### TASK DESCRIPTION
Go through the entries and say how many lines contain the string "false". The number is the whole answer.

### EXERCISE MATERIALS

--------------------

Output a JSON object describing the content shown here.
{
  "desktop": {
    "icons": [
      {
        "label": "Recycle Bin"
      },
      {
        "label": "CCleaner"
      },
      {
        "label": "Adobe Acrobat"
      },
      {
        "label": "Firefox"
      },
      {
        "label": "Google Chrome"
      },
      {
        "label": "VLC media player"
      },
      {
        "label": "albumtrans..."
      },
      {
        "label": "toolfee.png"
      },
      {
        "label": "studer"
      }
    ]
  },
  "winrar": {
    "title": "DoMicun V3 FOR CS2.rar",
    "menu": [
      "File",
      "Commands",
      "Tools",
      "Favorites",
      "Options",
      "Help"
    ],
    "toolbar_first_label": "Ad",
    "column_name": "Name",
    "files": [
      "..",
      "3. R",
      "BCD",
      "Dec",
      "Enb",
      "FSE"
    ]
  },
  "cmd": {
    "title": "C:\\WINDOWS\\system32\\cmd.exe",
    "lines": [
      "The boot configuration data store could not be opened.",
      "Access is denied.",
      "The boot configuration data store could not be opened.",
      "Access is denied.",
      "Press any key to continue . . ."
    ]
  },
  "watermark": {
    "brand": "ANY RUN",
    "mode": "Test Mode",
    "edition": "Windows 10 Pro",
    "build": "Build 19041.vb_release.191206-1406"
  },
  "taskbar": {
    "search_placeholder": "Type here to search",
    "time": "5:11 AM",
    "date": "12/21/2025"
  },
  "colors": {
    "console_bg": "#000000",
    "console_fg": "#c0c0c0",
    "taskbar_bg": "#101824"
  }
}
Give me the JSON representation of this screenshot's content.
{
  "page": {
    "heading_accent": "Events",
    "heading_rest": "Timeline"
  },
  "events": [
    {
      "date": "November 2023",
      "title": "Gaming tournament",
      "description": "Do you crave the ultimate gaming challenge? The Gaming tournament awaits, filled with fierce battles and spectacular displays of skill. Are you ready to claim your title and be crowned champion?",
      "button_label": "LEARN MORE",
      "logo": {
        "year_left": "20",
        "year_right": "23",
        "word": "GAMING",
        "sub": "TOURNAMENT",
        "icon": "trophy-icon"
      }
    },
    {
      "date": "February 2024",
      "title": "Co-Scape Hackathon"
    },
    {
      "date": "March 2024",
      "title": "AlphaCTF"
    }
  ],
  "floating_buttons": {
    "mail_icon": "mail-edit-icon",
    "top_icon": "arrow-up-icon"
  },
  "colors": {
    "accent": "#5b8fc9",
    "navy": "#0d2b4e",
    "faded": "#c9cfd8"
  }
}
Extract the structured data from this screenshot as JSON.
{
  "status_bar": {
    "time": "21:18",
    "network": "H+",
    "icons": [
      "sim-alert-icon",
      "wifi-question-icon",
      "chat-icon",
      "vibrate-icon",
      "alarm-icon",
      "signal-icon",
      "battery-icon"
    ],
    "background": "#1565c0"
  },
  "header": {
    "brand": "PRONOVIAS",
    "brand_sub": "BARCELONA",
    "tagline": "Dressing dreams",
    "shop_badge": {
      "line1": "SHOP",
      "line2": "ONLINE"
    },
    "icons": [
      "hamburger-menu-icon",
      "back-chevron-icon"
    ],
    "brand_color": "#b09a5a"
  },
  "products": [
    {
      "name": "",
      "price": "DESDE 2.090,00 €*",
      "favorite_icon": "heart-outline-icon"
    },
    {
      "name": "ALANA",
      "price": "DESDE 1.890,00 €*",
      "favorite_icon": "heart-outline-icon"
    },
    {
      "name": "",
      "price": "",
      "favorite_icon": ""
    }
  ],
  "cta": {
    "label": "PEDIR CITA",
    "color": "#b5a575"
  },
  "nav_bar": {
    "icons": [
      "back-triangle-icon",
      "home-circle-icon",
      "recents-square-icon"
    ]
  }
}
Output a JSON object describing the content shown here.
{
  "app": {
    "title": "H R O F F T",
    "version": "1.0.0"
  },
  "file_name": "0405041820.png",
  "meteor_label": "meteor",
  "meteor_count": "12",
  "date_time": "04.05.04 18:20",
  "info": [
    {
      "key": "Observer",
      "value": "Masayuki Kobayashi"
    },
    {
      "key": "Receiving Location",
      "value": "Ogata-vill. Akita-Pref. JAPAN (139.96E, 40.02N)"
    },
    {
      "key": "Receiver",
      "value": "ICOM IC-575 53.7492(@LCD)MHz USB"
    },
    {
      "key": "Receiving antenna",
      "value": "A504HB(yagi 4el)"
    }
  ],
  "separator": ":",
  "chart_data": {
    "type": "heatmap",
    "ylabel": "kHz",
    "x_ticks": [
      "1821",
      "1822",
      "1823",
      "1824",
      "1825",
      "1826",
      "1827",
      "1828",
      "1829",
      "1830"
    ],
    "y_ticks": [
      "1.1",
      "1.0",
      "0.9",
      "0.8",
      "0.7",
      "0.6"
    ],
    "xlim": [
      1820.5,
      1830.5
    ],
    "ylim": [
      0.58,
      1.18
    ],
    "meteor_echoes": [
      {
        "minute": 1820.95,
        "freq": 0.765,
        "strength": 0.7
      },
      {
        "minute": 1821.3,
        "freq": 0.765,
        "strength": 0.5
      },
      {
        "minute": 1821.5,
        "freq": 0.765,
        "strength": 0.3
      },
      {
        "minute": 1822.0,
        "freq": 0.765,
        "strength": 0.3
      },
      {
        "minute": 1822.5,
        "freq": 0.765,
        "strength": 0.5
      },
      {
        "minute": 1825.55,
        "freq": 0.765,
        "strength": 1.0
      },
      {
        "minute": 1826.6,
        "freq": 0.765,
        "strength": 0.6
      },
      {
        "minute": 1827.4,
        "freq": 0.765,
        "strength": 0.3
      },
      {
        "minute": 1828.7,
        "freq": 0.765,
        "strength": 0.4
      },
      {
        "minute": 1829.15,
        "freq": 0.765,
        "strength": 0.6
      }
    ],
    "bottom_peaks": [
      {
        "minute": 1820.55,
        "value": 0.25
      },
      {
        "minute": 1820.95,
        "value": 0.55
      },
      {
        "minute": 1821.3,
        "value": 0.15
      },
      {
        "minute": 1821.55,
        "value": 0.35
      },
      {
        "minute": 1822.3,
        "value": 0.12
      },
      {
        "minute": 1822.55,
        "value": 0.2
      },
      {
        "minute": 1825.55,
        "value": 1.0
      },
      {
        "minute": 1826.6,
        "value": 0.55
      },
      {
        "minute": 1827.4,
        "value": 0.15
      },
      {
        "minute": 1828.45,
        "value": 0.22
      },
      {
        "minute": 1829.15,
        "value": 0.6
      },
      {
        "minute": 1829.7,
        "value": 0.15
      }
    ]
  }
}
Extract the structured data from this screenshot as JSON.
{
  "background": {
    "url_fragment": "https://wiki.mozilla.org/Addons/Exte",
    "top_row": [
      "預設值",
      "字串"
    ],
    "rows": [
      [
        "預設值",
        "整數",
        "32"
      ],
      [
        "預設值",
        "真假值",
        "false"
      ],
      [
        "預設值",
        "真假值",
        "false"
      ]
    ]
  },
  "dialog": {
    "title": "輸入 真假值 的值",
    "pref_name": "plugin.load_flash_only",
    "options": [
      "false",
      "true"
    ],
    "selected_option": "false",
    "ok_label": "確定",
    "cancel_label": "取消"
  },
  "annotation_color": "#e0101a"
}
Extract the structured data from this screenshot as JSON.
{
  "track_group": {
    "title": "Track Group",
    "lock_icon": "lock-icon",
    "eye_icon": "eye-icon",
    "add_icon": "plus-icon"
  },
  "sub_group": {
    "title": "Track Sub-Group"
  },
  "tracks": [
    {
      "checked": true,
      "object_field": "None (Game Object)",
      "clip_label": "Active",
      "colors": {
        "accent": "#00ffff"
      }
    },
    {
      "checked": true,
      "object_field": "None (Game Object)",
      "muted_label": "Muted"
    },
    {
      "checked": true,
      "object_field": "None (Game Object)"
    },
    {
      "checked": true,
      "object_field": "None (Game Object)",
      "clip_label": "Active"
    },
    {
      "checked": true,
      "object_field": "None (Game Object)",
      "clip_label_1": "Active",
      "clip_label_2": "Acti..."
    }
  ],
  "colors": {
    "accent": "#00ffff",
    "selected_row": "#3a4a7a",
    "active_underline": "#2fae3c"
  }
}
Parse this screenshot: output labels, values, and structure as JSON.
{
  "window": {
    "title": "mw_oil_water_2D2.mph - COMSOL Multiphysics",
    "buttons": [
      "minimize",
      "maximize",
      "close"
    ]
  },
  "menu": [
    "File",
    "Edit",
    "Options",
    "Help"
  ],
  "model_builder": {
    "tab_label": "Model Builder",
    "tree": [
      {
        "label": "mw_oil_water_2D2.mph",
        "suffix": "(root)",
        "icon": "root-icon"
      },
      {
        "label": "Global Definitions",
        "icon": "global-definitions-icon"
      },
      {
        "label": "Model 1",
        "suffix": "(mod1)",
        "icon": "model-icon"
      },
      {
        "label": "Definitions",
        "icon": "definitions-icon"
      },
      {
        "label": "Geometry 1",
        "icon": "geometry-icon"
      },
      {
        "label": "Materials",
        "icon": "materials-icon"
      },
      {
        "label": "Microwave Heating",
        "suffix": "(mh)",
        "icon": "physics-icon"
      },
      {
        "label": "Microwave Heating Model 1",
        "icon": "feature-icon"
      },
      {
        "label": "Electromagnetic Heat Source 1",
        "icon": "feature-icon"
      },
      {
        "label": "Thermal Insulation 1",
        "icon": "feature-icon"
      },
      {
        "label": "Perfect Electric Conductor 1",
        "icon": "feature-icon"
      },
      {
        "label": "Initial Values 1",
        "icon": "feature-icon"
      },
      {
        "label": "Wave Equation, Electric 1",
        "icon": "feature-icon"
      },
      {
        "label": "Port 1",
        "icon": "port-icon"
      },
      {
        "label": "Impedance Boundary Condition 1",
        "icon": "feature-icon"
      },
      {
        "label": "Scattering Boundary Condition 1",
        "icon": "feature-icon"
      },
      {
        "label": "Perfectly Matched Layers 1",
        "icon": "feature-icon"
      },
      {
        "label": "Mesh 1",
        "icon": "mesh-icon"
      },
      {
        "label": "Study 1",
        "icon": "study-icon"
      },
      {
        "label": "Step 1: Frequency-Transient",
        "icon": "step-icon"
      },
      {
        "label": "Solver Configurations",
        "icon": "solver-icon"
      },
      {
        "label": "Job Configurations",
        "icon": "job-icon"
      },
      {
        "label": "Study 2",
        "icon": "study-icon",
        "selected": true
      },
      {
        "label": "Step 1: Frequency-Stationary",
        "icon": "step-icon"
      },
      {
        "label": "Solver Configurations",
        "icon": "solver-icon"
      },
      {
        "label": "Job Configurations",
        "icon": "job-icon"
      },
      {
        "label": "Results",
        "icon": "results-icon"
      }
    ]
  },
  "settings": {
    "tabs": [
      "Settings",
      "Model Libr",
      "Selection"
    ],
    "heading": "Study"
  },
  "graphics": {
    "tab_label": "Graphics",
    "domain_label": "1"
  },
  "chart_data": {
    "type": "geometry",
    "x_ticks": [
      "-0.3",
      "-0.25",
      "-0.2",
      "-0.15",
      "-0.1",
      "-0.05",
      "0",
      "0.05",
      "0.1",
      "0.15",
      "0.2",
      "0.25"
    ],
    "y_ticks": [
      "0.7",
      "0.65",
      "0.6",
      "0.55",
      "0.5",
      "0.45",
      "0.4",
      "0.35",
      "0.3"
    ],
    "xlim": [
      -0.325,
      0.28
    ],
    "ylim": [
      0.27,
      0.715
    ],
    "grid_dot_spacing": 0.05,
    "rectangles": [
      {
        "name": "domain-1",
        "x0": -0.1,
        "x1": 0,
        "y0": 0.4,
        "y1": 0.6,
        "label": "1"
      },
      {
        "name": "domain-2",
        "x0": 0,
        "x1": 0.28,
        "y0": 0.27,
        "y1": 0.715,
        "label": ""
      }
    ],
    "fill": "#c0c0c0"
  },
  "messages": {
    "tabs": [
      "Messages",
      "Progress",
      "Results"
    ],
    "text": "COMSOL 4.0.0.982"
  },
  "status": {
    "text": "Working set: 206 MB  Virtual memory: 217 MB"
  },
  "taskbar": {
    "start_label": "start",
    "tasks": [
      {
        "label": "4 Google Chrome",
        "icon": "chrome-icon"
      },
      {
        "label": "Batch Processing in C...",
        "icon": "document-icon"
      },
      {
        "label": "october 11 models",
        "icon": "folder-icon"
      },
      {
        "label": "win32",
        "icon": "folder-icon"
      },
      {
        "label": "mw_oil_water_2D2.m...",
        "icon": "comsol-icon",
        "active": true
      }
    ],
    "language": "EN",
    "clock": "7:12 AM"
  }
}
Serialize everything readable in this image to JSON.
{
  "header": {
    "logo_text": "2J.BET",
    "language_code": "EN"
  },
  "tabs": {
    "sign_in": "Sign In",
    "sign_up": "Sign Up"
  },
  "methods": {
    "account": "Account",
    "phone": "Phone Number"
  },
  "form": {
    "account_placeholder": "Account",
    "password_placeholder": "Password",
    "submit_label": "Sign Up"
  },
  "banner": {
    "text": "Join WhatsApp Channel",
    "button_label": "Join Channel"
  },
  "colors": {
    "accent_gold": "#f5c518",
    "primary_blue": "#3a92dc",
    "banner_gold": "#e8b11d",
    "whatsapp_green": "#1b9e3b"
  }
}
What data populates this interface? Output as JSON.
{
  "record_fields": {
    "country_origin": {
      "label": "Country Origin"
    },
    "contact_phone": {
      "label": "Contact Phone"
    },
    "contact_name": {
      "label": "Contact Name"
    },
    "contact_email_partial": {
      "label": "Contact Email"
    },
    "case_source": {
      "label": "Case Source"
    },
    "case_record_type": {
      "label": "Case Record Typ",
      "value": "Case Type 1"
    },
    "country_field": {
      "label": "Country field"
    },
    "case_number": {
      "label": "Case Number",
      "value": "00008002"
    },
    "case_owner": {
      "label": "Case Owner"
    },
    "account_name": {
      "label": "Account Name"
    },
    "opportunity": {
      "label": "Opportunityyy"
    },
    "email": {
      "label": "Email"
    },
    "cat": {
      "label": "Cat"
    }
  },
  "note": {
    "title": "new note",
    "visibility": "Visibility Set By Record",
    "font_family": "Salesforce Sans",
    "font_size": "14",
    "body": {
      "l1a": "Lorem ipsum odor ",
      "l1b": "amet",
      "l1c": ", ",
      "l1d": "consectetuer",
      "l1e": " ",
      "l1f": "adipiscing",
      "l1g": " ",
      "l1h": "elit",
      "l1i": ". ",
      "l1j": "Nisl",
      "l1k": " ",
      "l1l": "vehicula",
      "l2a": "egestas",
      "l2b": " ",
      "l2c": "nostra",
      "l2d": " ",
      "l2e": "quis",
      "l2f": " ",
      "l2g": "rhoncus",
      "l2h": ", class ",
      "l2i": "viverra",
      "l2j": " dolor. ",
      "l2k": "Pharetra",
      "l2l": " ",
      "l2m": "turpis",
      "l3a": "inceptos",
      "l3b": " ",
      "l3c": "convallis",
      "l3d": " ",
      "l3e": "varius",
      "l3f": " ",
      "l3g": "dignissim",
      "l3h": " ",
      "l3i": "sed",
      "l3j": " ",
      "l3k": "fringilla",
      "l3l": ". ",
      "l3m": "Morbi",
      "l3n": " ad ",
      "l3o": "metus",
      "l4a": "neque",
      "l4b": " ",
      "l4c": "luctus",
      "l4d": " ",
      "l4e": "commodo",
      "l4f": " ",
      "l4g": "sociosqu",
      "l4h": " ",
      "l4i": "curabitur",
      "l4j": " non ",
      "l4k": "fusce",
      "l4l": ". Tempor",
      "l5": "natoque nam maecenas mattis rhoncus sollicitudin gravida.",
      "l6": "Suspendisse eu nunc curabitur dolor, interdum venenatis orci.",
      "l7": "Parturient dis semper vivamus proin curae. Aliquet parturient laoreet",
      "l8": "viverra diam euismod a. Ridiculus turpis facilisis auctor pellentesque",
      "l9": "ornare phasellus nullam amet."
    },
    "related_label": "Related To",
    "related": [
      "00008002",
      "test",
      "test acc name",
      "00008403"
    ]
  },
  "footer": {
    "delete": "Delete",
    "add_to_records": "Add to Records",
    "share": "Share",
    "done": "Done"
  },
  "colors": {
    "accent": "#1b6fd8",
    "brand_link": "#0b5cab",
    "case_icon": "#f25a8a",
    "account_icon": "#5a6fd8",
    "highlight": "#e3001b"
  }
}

--------------------

### WRITTEN SOLUTION
4